▶ _Requirement_: Transcribe each line exactly.

|---|

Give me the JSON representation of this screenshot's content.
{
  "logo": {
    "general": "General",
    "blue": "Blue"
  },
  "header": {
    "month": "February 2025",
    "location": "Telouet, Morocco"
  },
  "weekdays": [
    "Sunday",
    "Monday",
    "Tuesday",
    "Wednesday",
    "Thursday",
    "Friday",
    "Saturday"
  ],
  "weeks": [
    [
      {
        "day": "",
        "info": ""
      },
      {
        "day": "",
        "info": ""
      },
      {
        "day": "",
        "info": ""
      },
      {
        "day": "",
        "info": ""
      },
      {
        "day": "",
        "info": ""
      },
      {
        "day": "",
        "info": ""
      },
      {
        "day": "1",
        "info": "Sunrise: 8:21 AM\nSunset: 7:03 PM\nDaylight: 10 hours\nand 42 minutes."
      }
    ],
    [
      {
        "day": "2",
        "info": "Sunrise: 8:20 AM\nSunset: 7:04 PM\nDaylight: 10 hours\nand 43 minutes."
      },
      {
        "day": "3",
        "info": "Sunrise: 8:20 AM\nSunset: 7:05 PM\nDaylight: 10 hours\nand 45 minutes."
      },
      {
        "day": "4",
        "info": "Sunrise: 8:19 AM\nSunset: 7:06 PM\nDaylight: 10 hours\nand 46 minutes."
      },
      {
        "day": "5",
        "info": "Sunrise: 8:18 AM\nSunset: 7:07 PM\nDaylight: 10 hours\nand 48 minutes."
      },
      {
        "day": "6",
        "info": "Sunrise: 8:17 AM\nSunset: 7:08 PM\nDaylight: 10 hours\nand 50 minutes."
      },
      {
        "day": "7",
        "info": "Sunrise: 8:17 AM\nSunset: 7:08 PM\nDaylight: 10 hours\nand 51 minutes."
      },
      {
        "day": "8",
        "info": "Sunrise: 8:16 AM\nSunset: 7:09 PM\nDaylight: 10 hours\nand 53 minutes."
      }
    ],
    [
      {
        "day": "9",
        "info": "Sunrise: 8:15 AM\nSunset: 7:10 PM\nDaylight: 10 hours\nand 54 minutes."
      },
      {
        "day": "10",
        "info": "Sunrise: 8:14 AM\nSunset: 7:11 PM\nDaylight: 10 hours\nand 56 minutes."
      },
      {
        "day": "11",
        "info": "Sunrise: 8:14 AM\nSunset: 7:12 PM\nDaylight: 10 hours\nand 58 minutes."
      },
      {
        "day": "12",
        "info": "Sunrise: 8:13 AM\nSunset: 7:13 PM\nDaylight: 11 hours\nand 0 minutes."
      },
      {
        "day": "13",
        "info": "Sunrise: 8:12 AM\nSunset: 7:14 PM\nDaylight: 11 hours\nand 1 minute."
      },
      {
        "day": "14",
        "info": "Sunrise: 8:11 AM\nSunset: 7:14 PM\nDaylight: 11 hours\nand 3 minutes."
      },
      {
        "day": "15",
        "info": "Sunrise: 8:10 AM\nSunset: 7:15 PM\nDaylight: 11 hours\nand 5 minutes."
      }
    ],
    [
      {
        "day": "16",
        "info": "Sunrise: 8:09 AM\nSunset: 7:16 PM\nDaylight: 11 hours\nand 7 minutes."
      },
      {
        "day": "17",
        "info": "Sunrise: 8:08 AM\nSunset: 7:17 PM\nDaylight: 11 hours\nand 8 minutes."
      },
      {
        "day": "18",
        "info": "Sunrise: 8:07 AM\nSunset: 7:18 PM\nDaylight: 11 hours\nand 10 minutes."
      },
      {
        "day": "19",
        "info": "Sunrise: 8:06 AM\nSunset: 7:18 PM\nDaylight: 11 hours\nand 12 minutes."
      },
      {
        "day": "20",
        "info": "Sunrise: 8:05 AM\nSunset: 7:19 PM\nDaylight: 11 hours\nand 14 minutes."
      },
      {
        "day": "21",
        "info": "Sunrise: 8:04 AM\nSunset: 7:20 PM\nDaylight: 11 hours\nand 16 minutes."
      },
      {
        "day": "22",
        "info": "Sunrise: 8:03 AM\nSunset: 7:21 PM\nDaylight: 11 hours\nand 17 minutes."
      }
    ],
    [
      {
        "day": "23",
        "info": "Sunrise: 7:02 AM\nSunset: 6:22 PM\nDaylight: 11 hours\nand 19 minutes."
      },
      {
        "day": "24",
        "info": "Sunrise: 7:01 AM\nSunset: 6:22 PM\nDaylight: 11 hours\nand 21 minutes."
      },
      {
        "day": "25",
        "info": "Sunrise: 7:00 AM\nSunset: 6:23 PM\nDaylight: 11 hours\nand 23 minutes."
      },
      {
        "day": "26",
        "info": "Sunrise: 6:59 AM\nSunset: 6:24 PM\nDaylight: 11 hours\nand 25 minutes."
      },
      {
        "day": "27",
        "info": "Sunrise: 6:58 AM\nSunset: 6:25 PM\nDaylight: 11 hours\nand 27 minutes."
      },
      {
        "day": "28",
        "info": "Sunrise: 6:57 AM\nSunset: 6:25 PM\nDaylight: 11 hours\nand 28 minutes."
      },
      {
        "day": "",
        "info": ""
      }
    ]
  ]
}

|---|

▶ _Answer_:
Give me the JSON representation of this screenshot's content.
{
  "logo": {
    "general": "General",
    "blue": "Blue"
  },
  "header": {
    "month": "February 2025",
    "location": "Telouet, Morocco"
  },
  "weekdays": [
    "Sunday",
    "Monday",
    "Tuesday",
    "Wednesday",
    "Thursday",
    "Friday",
    "Saturday"
  ],
  "weeks": [
    [
      {
        "day": "",
        "info": ""
      },
      {
        "day": "",
        "info": ""
      },
      {
        "day": "",
        "info": ""
      },
      {
        "day": "",
        "info": ""
      },
      {
        "day": "",
        "info": ""
      },
      {
        "day": "",
        "info": ""
      },
      {
        "day": "1",
        "info": "Sunrise: 8:21 AM\nSunset: 7:03 PM\nDaylight: 10 hours\nand 42 minutes."
      }
    ],
    [
      {
        "day": "2",
        "info": "Sunrise: 8:20 AM\nSunset: 7:04 PM\nDaylight: 10 hours\nand 43 minutes."
      },
      {
        "day": "3",
        "info": "Sunrise: 8:20 AM\nSunset: 7:05 PM\nDaylight: 10 hours\nand 45 minutes."
      },
      {
        "day": "4",
        "info": "Sunrise: 8:19 AM\nSunset: 7:06 PM\nDaylight: 10 hours\nand 46 minutes."
      },
      {
        "day": "5",
        "info": "Sunrise: 8:18 AM\nSunset: 7:07 PM\nDaylight: 10 hours\nand 48 minutes."
      },
      {
        "day": "6",
        "info": "Sunrise: 8:17 AM\nSunset: 7:08 PM\nDaylight: 10 hours\nand 50 minutes."
      },
      {
        "day": "7",
        "info": "Sunrise: 8:17 AM\nSunset: 7:08 PM\nDaylight: 10 hours\nand 51 minutes."
      },
      {
        "day": "8",
        "info": "Sunrise: 8:16 AM\nSunset: 7:09 PM\nDaylight: 10 hours\nand 53 minutes."
      }
    ],
    [
      {
        "day": "9",
        "info": "Sunrise: 8:15 AM\nSunset: 7:10 PM\nDaylight: 10 hours\nand 54 minutes."
      },
      {
        "day": "10",
        "info": "Sunrise: 8:14 AM\nSunset: 7:11 PM\nDaylight: 10 hours\nand 56 minutes."
      },
      {
        "day": "11",
        "info": "Sunrise: 8:14 AM\nSunset: 7:12 PM\nDaylight: 10 hours\nand 58 minutes."
      },
      {
        "day": "12",
        "info": "Sunrise: 8:13 AM\nSunset: 7:13 PM\nDaylight: 11 hours\nand 0 minutes."
      },
      {
        "day": "13",
        "info": "Sunrise: 8:12 AM\nSunset: 7:14 PM\nDaylight: 11 hours\nand 1 minute."
      },
      {
        "day": "14",
        "info": "Sunrise: 8:11 AM\nSunset: 7:14 PM\nDaylight: 11 hours\nand 3 minutes."
      },
      {
        "day": "15",
        "info": "Sunrise: 8:10 AM\nSunset: 7:15 PM\nDaylight: 11 hours\nand 5 minutes."
      }
    ],
    [
      {
        "day": "16",
        "info": "Sunrise: 8:09 AM\nSunset: 7:16 PM\nDaylight: 11 hours\nand 7 minutes."
      },
      {
        "day": "17",
        "info": "Sunrise: 8:08 AM\nSunset: 7:17 PM\nDaylight: 11 hours\nand 8 minutes."
      },
      {
        "day": "18",
        "info": "Sunrise: 8:07 AM\nSunset: 7:18 PM\nDaylight: 11 hours\nand 10 minutes."
      },
      {
        "day": "19",
        "info": "Sunrise: 8:06 AM\nSunset: 7:18 PM\nDaylight: 11 hours\nand 12 minutes."
      },
      {
        "day": "20",
        "info": "Sunrise: 8:05 AM\nSunset: 7:19 PM\nDaylight: 11 hours\nand 14 minutes."
      },
      {
        "day": "21",
        "info": "Sunrise: 8:04 AM\nSunset: 7:20 PM\nDaylight: 11 hours\nand 16 minutes."
      },
      {
        "day": "22",
        "info": "Sunrise: 8:03 AM\nSunset: 7:21 PM\nDaylight: 11 hours\nand 17 minutes."
      }
    ],
    [
      {
        "day": "23",
        "info": "Sunrise: 7:02 AM\nSunset: 6:22 PM\nDaylight: 11 hours\nand 19 minutes."
      },
      {
        "day": "24",
        "info": "Sunrise: 7:01 AM\nSunset: 6:22 PM\nDaylight: 11 hours\nand 21 minutes."
      },
      {
        "day": "25",
        "info": "Sunrise: 7:00 AM\nSunset: 6:23 PM\nDaylight: 11 hours\nand 23 minutes."
      },
      {
        "day": "26",
        "info": "Sunrise: 6:59 AM\nSunset: 6:24 PM\nDaylight: 11 hours\nand 25 minutes."
      },
      {
        "day": "27",
        "info": "Sunrise: 6:58 AM\nSunset: 6:25 PM\nDaylight: 11 hours\nand 27 minutes."
      },
      {
        "day": "28",
        "info": "Sunrise: 6:57 AM\nSunset: 6:25 PM\nDaylight: 11 hours\nand 28 minutes."
      },
      {
        "day": "",
        "info": ""
      }
    ]
  ]
}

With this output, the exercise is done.